Stored data:
+-------+

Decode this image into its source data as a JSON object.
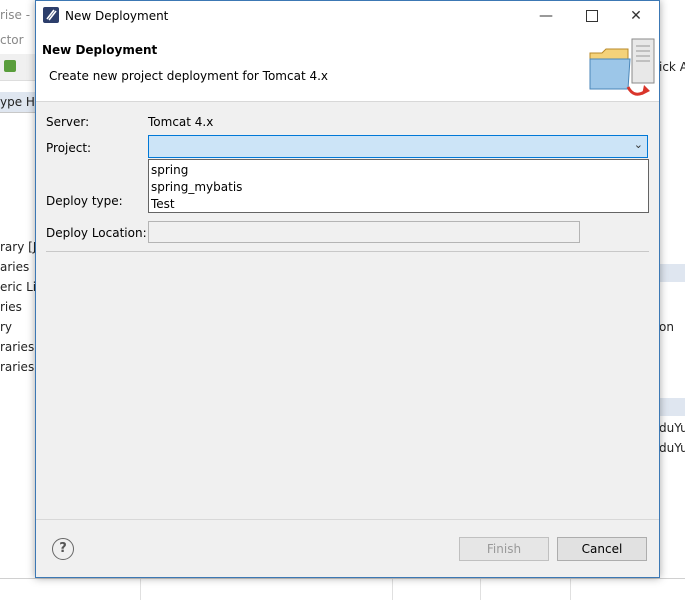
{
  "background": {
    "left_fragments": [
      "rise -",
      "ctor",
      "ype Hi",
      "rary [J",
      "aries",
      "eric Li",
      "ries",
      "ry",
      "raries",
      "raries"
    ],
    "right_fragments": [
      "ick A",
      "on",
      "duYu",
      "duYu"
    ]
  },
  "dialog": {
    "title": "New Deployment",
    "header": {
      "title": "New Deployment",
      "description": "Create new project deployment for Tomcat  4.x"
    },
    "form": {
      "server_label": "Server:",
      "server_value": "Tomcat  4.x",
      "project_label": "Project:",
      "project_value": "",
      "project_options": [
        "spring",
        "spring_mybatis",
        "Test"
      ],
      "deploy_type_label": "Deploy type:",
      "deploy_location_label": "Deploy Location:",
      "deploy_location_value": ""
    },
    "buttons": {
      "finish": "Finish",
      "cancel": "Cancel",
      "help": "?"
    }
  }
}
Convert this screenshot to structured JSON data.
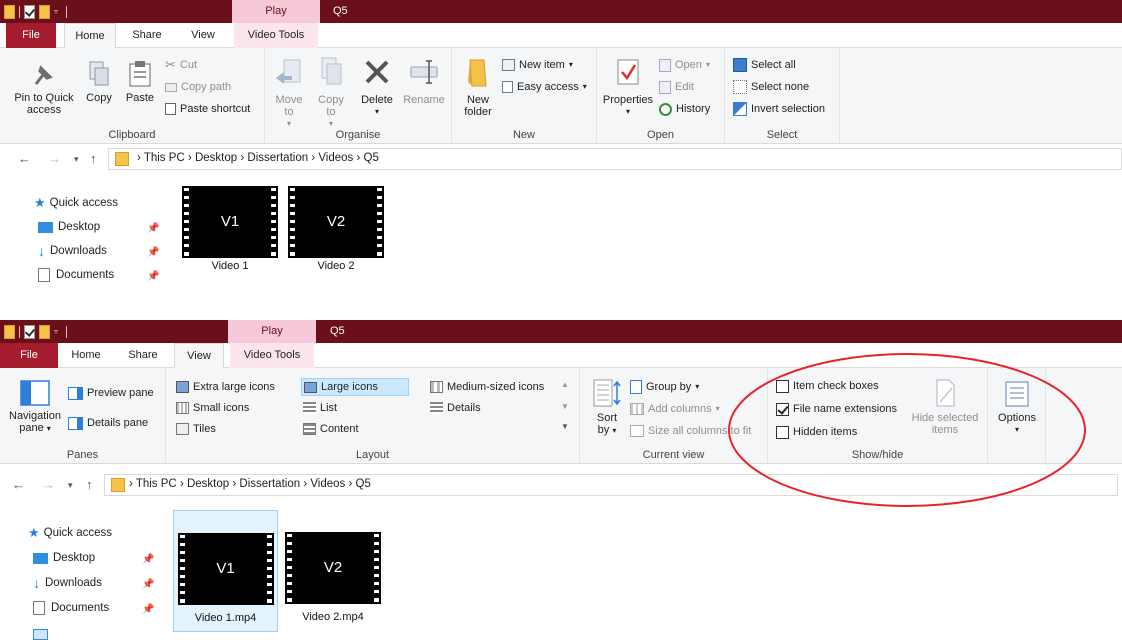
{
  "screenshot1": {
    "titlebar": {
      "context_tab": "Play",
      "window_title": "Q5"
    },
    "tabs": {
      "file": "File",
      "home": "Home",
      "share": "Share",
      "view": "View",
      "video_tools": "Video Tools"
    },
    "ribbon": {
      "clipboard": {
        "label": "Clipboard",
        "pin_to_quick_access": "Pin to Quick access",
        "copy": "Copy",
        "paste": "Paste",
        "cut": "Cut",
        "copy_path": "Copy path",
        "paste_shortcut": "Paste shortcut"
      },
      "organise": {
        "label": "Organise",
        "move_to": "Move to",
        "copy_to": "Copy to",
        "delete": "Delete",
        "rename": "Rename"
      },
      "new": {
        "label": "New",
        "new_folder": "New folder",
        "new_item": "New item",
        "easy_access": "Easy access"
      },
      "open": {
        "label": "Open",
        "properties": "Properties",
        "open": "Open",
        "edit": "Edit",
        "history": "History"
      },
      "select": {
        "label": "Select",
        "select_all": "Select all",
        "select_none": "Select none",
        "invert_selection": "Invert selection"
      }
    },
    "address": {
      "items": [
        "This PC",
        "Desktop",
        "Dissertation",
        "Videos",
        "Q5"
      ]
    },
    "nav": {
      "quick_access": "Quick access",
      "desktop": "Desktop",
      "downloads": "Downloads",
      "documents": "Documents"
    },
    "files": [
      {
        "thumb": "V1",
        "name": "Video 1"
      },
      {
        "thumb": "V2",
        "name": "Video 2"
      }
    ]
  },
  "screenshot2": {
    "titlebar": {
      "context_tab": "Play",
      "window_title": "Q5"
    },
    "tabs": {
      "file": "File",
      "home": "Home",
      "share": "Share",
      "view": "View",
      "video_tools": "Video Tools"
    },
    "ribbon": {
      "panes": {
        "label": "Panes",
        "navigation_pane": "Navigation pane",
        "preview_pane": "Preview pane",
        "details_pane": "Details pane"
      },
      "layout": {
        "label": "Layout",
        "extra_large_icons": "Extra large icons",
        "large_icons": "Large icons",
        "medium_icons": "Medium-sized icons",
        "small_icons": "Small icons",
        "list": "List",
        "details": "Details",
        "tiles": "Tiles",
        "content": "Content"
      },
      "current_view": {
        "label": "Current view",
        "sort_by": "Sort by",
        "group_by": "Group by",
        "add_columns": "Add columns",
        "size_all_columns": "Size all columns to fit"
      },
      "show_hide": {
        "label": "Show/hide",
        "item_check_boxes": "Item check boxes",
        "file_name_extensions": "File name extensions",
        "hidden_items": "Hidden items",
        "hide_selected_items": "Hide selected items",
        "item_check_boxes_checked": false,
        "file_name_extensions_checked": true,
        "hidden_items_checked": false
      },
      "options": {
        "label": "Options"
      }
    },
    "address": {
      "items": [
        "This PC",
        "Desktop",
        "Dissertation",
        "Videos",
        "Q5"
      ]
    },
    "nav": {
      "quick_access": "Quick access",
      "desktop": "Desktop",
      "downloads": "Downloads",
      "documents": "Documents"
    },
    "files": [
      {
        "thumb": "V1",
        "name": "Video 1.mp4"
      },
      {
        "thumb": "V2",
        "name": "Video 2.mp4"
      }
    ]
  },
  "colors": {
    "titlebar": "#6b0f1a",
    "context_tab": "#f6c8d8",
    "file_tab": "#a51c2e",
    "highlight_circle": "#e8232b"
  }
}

+-------+

* **Aim**
Repeat the records above verbatim, with no pictures in the result.

* **Complete answer**
Decode this image into its source data as a JSON object.
{
  "background": {
    "left_fragments": [
      "rise -",
      "ctor",
      "ype Hi",
      "rary [J",
      "aries",
      "eric Li",
      "ries",
      "ry",
      "raries",
      "raries"
    ],
    "right_fragments": [
      "ick A",
      "on",
      "duYu",
      "duYu"
    ]
  },
  "dialog": {
    "title": "New Deployment",
    "header": {
      "title": "New Deployment",
      "description": "Create new project deployment for Tomcat  4.x"
    },
    "form": {
      "server_label": "Server:",
      "server_value": "Tomcat  4.x",
      "project_label": "Project:",
      "project_value": "",
      "project_options": [
        "spring",
        "spring_mybatis",
        "Test"
      ],
      "deploy_type_label": "Deploy type:",
      "deploy_location_label": "Deploy Location:",
      "deploy_location_value": ""
    },
    "buttons": {
      "finish": "Finish",
      "cancel": "Cancel",
      "help": "?"
    }
  }
}
Convert this screenshot to structured JSON data.
{
  "screenshot1": {
    "titlebar": {
      "context_tab": "Play",
      "window_title": "Q5"
    },
    "tabs": {
      "file": "File",
      "home": "Home",
      "share": "Share",
      "view": "View",
      "video_tools": "Video Tools"
    },
    "ribbon": {
      "clipboard": {
        "label": "Clipboard",
        "pin_to_quick_access": "Pin to Quick access",
        "copy": "Copy",
        "paste": "Paste",
        "cut": "Cut",
        "copy_path": "Copy path",
        "paste_shortcut": "Paste shortcut"
      },
      "organise": {
        "label": "Organise",
        "move_to": "Move to",
        "copy_to": "Copy to",
        "delete": "Delete",
        "rename": "Rename"
      },
      "new": {
        "label": "New",
        "new_folder": "New folder",
        "new_item": "New item",
        "easy_access": "Easy access"
      },
      "open": {
        "label": "Open",
        "properties": "Properties",
        "open": "Open",
        "edit": "Edit",
        "history": "History"
      },
      "select": {
        "label": "Select",
        "select_all": "Select all",
        "select_none": "Select none",
        "invert_selection": "Invert selection"
      }
    },
    "address": {
      "items": [
        "This PC",
        "Desktop",
        "Dissertation",
        "Videos",
        "Q5"
      ]
    },
    "nav": {
      "quick_access": "Quick access",
      "desktop": "Desktop",
      "downloads": "Downloads",
      "documents": "Documents"
    },
    "files": [
      {
        "thumb": "V1",
        "name": "Video 1"
      },
      {
        "thumb": "V2",
        "name": "Video 2"
      }
    ]
  },
  "screenshot2": {
    "titlebar": {
      "context_tab": "Play",
      "window_title": "Q5"
    },
    "tabs": {
      "file": "File",
      "home": "Home",
      "share": "Share",
      "view": "View",
      "video_tools": "Video Tools"
    },
    "ribbon": {
      "panes": {
        "label": "Panes",
        "navigation_pane": "Navigation pane",
        "preview_pane": "Preview pane",
        "details_pane": "Details pane"
      },
      "layout": {
        "label": "Layout",
        "extra_large_icons": "Extra large icons",
        "large_icons": "Large icons",
        "medium_icons": "Medium-sized icons",
        "small_icons": "Small icons",
        "list": "List",
        "details": "Details",
        "tiles": "Tiles",
        "content": "Content"
      },
      "current_view": {
        "label": "Current view",
        "sort_by": "Sort by",
        "group_by": "Group by",
        "add_columns": "Add columns",
        "size_all_columns": "Size all columns to fit"
      },
      "show_hide": {
        "label": "Show/hide",
        "item_check_boxes": "Item check boxes",
        "file_name_extensions": "File name extensions",
        "hidden_items": "Hidden items",
        "hide_selected_items": "Hide selected items",
        "item_check_boxes_checked": false,
        "file_name_extensions_checked": true,
        "hidden_items_checked": false
      },
      "options": {
        "label": "Options"
      }
    },
    "address": {
      "items": [
        "This PC",
        "Desktop",
        "Dissertation",
        "Videos",
        "Q5"
      ]
    },
    "nav": {
      "quick_access": "Quick access",
      "desktop": "Desktop",
      "downloads": "Downloads",
      "documents": "Documents"
    },
    "files": [
      {
        "thumb": "V1",
        "name": "Video 1.mp4"
      },
      {
        "thumb": "V2",
        "name": "Video 2.mp4"
      }
    ]
  },
  "colors": {
    "titlebar": "#6b0f1a",
    "context_tab": "#f6c8d8",
    "file_tab": "#a51c2e",
    "highlight_circle": "#e8232b"
  }
}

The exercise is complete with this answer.